▸ THE TASKS
- 1) Using the lens guide, answer each question, one per line:
(a) Which two lens sets are compared in the Shane Hurlburt shootout?
(b) What aspect ratio does the writer say they are fine with when shooting 2x anamorphic lenses?
(c) What kind of lens does the guide suggest for a run and gun style documentary?
- 2) Decide whether each statement agrees with the lens guide. For each one, answer yes or no and quote the words from the guide that settle it.
(a) Vintage anamorphic lenses are among the lightest primes available.
(b) For a film whose main emotions are horror, panic and evil, a sharper lens with more contrast may suit.
(c) Any lens can cover the sensor when shooting in 65mm format.
- 3) Write a continuation of the lens guide, starting right after its last sentence.

▸ EXCERPTED PASSAGE
What is the main subject of your film?
When I say subject, I mean “whatever is going to spend the most time on screen” during your project. If you are shooting a dialogue-heavy movie that features people heavily, you’re going to want a set of lenses that can reproduce skin tones well and emphasise facial shapes and tones. If you are shooting a car commercial or product, you need to think about what works best to bring out the detailing of the object.
Shane Hurlburt does a great lens shootout between Cooke S4/i’s and Leica Summicron’s which gives you a good idea of what I’m talking about:
What is the tone of your film?
Shooting a romantic period drama is obviously quite different to shooting a post-apocalyptic thriller. Your lens choices should be reflected in this. What are the main emotions? If they’re love, happiness and caring, you probably want to look for something that diffuses light well and has less contrast and creates warm tones. If they’re horror, panic and evil, perhaps something sharper with more contrast might be appropriate.
Which camera are you shooting with?
This is more of a technical consideration point than anything else, but you still definitely need to give it some thought. If you’re shooting with 2x anamorphic lenses, does your camera have a 4:3 sensor crop option? Or are you happy with a 3.55:1 aspect ratio? (which is fine, I’ve done it!). Can the lenses you are using cover the whole area of your sensor? If you’re shooting in 65mm format or using a RED, you probably need to check, as there are only a certain amount of lenses that can cover a sensor so large.
What are your shooting conditions likely to be?
Again, more of a technical one. As I recently learnt, vintage anamorphic lenses are some of the heaviest primes in the business. Shoulder mounting them for an 8 hour day was a pretty savage task. Unless you have the upper body strength of Hoyte Van Hoytema, you should probably take the shoot style into consideration. If you are going to be shooting a moving target or a run and gun style documentary, you probably want to choose a zoom lens in order to be versatile enough to get the shots you need without changing lenses all the time. Temperature and weather is also important, as some lenses are more weather-sealed than others, and some are far more prone to locking up in cold conditions (again, something I’ve discovered first hand).

▸ INFORMATION GIVEN
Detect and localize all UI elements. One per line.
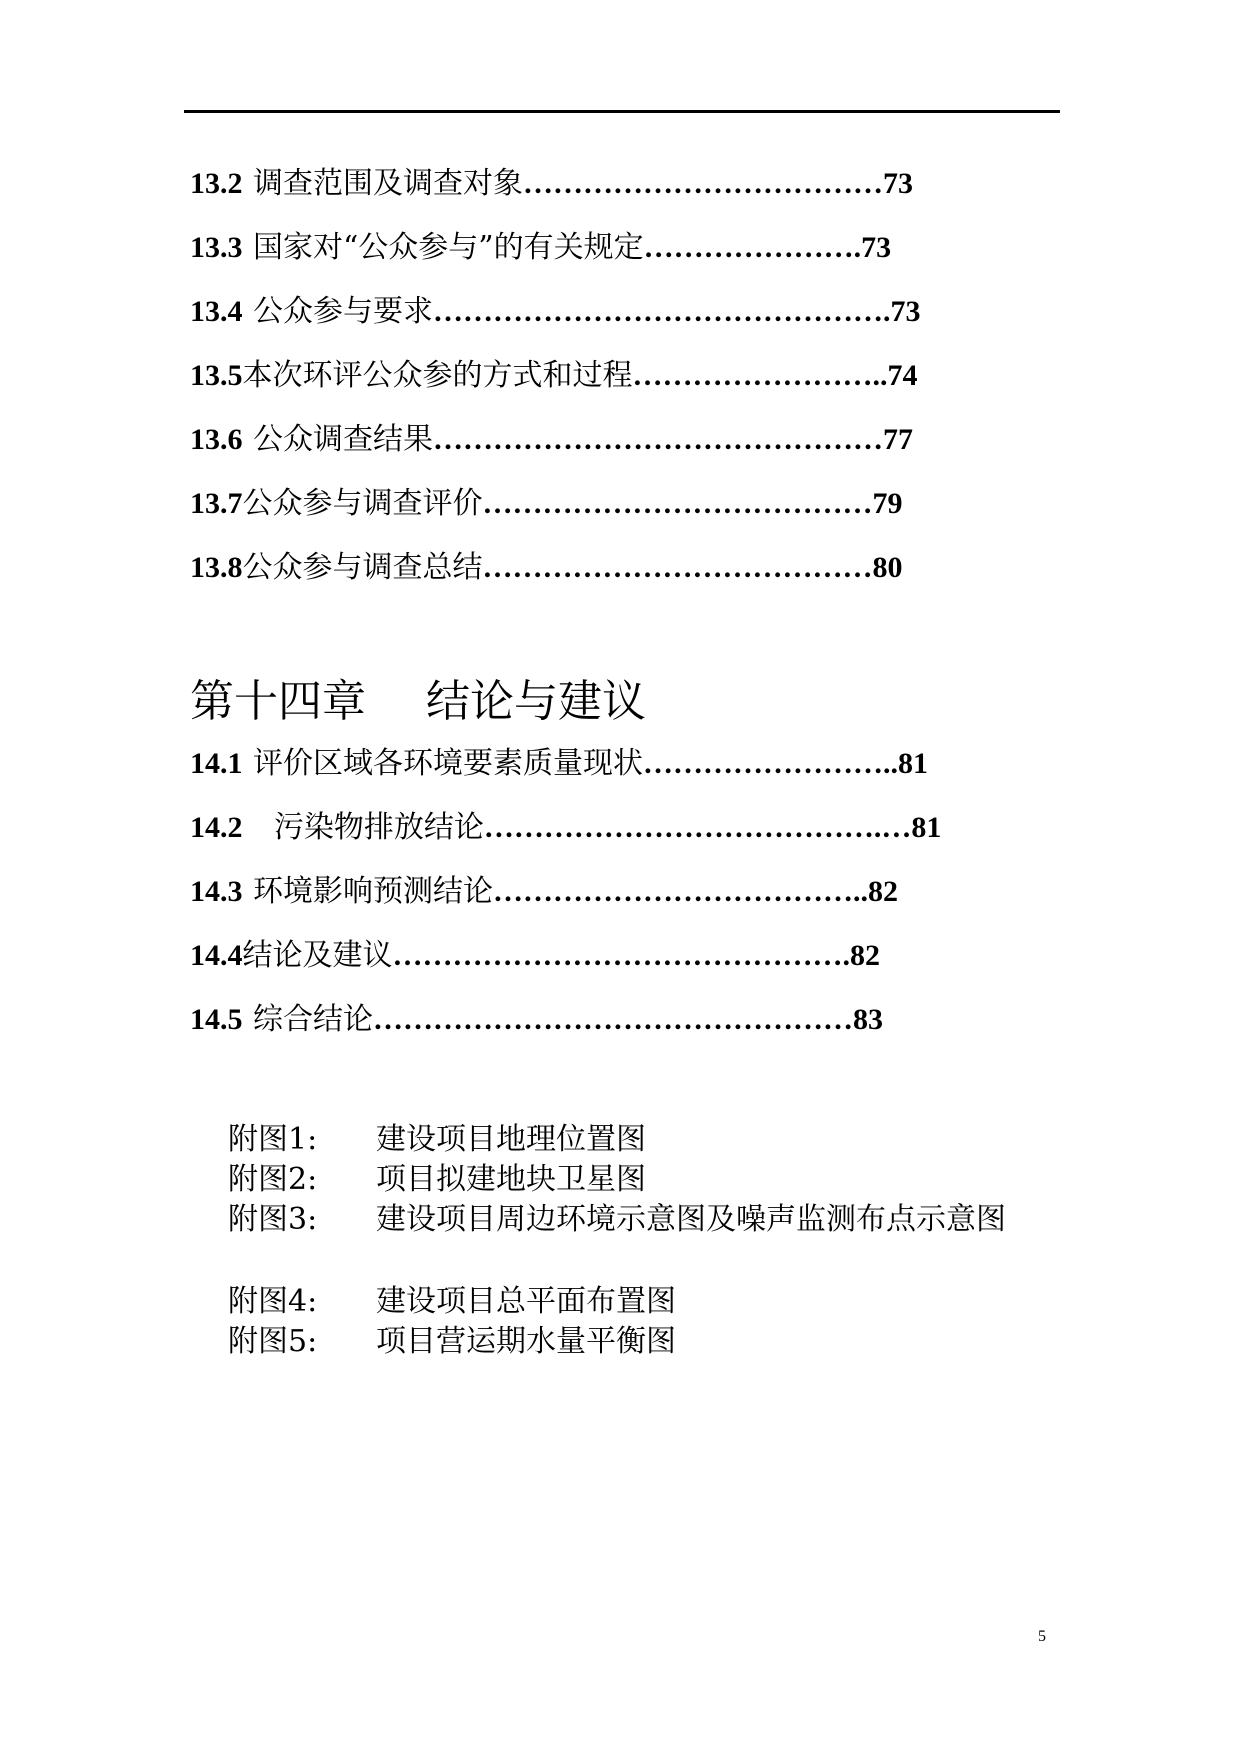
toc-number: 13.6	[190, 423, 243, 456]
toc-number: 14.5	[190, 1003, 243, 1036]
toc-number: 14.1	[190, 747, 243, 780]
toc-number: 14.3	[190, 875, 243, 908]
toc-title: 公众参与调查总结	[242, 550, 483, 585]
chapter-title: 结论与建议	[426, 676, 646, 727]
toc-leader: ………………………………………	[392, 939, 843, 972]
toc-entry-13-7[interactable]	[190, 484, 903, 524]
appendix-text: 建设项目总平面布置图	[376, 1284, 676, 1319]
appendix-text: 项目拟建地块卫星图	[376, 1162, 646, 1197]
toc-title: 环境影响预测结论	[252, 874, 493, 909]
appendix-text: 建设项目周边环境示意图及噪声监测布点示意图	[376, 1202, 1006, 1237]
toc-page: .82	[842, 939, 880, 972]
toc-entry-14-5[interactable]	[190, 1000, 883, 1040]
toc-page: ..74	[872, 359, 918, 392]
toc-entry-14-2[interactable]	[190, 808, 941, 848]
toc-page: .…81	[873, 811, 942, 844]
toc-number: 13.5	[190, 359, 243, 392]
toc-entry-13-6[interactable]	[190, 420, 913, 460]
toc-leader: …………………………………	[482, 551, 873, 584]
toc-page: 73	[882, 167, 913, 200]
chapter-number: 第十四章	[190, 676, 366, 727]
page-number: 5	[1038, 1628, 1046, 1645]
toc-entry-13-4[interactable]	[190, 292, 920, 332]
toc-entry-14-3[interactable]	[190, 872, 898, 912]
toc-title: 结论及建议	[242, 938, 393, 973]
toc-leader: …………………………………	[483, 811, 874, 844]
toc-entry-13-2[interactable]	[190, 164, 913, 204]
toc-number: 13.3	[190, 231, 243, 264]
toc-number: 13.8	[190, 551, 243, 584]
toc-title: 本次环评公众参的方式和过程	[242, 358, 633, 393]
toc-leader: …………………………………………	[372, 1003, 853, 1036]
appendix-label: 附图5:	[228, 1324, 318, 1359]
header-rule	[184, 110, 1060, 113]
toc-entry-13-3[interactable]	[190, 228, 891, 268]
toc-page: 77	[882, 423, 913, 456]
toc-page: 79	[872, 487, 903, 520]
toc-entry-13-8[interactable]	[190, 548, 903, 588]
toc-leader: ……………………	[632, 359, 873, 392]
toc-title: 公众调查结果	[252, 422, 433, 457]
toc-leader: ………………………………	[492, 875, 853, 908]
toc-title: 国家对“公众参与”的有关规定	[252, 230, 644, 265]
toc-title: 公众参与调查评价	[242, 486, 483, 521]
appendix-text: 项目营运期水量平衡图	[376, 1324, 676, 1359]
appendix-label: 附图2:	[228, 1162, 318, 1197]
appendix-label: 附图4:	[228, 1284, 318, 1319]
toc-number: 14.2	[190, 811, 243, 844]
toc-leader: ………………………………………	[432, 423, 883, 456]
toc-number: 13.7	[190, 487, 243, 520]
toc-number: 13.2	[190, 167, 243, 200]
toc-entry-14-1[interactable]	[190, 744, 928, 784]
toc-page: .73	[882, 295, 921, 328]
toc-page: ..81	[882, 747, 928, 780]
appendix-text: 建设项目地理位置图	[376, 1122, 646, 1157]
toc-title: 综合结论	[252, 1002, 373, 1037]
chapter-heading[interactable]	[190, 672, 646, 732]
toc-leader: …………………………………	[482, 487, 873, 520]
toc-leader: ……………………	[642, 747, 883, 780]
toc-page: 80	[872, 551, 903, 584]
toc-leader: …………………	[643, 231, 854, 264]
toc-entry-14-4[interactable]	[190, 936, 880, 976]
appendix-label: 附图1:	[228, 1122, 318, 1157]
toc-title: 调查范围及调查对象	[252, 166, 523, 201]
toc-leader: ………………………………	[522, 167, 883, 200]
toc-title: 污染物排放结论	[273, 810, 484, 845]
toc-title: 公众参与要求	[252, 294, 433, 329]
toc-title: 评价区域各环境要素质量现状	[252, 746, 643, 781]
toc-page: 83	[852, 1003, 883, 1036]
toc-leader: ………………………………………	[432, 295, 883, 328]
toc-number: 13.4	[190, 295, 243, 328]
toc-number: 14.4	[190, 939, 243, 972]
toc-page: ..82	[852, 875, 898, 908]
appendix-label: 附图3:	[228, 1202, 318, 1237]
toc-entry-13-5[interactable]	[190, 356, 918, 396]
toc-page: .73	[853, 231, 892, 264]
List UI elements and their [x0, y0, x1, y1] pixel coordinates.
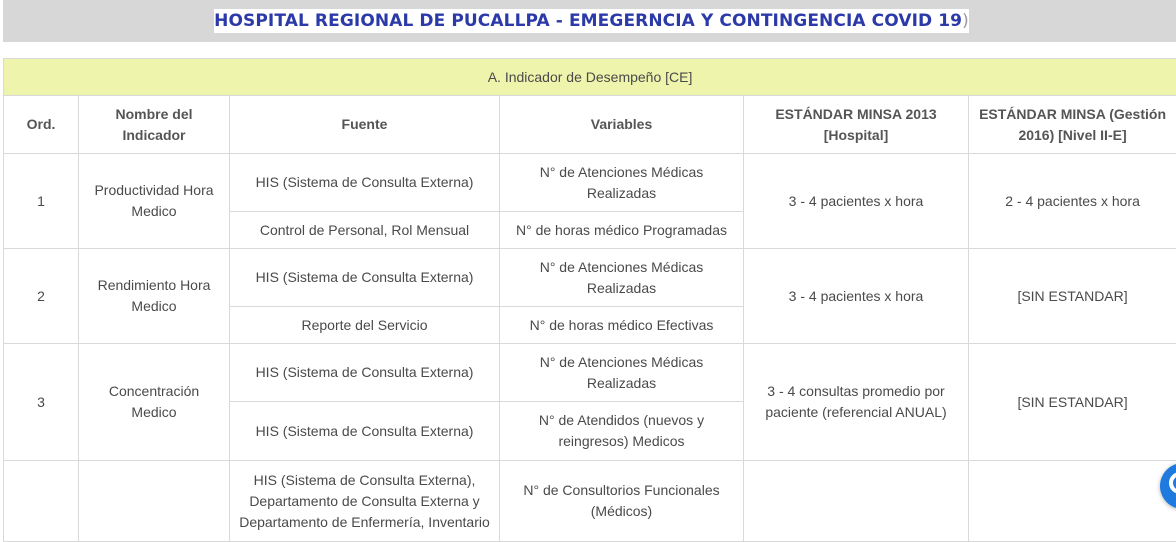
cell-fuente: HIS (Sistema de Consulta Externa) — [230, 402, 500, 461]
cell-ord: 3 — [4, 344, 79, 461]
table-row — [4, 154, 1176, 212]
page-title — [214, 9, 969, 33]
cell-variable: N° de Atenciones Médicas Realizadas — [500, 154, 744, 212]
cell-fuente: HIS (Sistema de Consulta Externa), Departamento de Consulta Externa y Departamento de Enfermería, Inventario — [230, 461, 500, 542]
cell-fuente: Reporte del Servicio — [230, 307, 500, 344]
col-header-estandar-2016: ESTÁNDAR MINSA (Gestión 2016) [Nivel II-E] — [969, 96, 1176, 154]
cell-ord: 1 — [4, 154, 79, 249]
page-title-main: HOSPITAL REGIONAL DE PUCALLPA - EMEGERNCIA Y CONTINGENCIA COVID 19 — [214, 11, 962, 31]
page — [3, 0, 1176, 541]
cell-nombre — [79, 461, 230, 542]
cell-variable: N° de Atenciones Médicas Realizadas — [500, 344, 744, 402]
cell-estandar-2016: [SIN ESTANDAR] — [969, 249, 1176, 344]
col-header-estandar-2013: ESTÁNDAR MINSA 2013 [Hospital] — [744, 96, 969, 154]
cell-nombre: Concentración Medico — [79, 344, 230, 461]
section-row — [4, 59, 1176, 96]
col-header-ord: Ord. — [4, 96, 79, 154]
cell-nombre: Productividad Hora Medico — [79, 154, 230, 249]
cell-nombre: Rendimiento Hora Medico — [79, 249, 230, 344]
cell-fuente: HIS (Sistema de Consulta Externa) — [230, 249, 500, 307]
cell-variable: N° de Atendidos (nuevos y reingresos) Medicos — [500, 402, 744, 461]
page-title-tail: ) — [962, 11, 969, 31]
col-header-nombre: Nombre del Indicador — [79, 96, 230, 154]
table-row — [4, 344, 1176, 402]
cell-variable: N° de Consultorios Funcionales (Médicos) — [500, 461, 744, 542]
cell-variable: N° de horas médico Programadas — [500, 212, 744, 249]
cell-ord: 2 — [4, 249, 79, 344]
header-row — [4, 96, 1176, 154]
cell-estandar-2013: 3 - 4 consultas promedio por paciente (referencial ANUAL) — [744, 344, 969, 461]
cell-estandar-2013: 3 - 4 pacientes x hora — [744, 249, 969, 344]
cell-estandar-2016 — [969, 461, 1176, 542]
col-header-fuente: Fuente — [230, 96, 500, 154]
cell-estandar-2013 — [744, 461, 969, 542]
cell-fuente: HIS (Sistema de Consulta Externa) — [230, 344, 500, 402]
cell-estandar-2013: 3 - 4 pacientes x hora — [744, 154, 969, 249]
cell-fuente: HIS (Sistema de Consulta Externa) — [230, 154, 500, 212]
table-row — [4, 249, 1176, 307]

▸ OUTPUTS
- 1)
(a) Cooke S4/i’s and Leica Summicron’s
(b) 3.55:1
(c) A zoom lens

- 2)
(a) No: "vintage anamorphic lenses are some of the heaviest primes in the business"
(b) Yes: "If they’re horror, panic and evil, perhaps something sharper with more contrast might be appropriate."
(c) No: "there are only a certain amount of lenses that can cover a sensor so large"

- 3)
How much budget do you have?
Very obvious, this, but you probably shouldn’t be telling your producer that you want to shoot on Cooke anamorphics if you only have £200 a day set aside for lens rental. That’ll probably just make him internalise some hatred for you that will manifest itself later on that evening when he doesn’t get ketchup with his McDonald’s meal and burns the place to the ground.
Anyway, there are usually always other options to explore to get the desired effect, and it’s good to have a solid list of lenses to explore for different types of budgets. It’s also worthwhile to mention that although a lot of the time you get what you pay for when it comes to lenses, you shouldn’t just go for the biggest price tag you can afford. Blind tests are great for this as they let you make an unbiased decision without any pretence surrounding manufacturers or reputation.
After reading the above, you might think:
“Christ, Jelley, you’ve pinned me in here. If these are the rules, how am I supposed to be creative?”
Firstly, I am just one man, you can ignore me if you like. I’m not your Dad. Secondly, rules are made to be broken and in a lot of instances should be.
One of my favourite examples of this is the recent Star Trek franchise, whereby my main man JJ Abrams cast aside the boring, sterile look of sci-fi movies that preceded it (*cough* Star Wars 1–3) and decided to introduce a boat-load of flares to give the film a more personable touch. He may have gone a bit overboard, but fuck, you can’t blame a guy for trying something new.
As much as lenses can be used to compliment the story, they can also be used to create a juxtaposition and contradiction. Zak Snyder, a man who seems to have run out of shits to give about maintaining stereotypes, used high contrast Panavision Primo lenses when creating the film 300, a film based on something that happened thousands of years ago. As long as you aid the Director’s vision and stay true to the story, you’re golden.
As I am well aware, testing lenses is a luxury for many. The time alone involved in doing this is a put off to some, while the cost of renting lenses to test may seem unnecessary and expensive.
From my own experience, I’d always air on the side of testing lenses before you shoot with them if you possibly can and the budget allows. Not only does it give you and the director a chance to make an informed decision, it gives you an idea of what the lenses will actually be like to work with.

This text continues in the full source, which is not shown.